§ WHAT YOU NEED TO DO
Show all lines that include the string "text"; copy each one.

§ INPUT DATA
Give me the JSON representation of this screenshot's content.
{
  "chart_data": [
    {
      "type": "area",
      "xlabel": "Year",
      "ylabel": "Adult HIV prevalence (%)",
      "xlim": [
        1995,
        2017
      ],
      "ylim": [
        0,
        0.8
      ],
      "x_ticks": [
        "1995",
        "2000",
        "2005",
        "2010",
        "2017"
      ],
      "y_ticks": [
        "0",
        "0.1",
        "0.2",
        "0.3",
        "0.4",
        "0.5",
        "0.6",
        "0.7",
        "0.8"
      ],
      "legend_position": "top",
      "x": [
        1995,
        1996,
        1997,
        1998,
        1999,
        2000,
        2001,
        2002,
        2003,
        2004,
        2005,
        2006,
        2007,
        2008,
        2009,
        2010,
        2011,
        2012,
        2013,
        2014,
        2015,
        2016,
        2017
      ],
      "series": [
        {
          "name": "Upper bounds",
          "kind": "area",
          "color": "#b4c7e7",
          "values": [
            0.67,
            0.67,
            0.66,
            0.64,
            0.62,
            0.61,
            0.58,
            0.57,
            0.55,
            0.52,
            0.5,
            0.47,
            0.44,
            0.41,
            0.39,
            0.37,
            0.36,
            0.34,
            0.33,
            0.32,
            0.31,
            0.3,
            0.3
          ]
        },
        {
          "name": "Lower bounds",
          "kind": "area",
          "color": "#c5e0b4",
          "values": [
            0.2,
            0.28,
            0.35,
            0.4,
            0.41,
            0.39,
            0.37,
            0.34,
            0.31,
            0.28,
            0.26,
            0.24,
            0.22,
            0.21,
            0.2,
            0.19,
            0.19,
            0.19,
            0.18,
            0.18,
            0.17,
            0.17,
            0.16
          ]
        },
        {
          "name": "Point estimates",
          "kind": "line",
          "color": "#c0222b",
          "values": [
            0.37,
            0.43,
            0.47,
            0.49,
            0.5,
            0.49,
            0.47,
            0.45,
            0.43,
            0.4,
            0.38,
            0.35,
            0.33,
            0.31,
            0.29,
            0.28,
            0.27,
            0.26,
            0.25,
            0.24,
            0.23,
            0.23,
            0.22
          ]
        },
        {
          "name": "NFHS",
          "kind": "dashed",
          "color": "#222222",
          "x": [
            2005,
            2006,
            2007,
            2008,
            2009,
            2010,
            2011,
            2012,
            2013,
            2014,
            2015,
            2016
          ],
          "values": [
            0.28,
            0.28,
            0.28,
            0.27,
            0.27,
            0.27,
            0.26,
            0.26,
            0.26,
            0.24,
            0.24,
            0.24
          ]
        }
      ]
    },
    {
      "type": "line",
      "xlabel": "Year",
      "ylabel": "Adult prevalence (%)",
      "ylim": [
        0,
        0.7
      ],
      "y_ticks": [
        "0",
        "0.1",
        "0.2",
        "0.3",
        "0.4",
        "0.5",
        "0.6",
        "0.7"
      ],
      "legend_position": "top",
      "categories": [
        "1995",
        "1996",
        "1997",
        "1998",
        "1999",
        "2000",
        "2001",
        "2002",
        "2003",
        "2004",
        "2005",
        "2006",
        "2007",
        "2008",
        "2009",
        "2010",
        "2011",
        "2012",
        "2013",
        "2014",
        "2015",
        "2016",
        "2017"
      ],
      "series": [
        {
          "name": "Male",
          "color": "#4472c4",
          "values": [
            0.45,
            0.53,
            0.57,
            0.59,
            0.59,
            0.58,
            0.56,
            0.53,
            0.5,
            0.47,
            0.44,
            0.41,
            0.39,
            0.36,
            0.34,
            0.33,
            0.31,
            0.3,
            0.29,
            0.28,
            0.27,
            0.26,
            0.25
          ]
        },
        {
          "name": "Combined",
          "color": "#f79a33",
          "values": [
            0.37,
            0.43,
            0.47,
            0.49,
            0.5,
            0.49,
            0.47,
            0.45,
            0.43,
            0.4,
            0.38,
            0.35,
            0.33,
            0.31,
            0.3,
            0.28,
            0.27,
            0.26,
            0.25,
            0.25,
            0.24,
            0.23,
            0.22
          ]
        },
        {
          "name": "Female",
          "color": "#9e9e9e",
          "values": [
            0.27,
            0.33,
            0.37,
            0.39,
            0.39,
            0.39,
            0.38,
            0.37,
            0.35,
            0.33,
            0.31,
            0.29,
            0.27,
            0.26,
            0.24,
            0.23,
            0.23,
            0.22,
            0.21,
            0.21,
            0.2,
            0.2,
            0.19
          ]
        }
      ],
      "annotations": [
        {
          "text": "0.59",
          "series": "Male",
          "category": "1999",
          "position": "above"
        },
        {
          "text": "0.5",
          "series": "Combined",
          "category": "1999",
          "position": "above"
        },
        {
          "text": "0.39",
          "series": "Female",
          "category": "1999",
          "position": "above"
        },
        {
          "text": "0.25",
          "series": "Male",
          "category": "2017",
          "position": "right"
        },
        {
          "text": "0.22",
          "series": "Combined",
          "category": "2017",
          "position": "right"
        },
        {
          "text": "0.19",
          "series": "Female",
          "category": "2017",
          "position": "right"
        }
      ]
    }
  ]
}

§ FINISHED ANSWER
          "text": "0.59",
          "text": "0.5",
          "text": "0.39",
          "text": "0.25",
          "text": "0.22",
          "text": "0.19",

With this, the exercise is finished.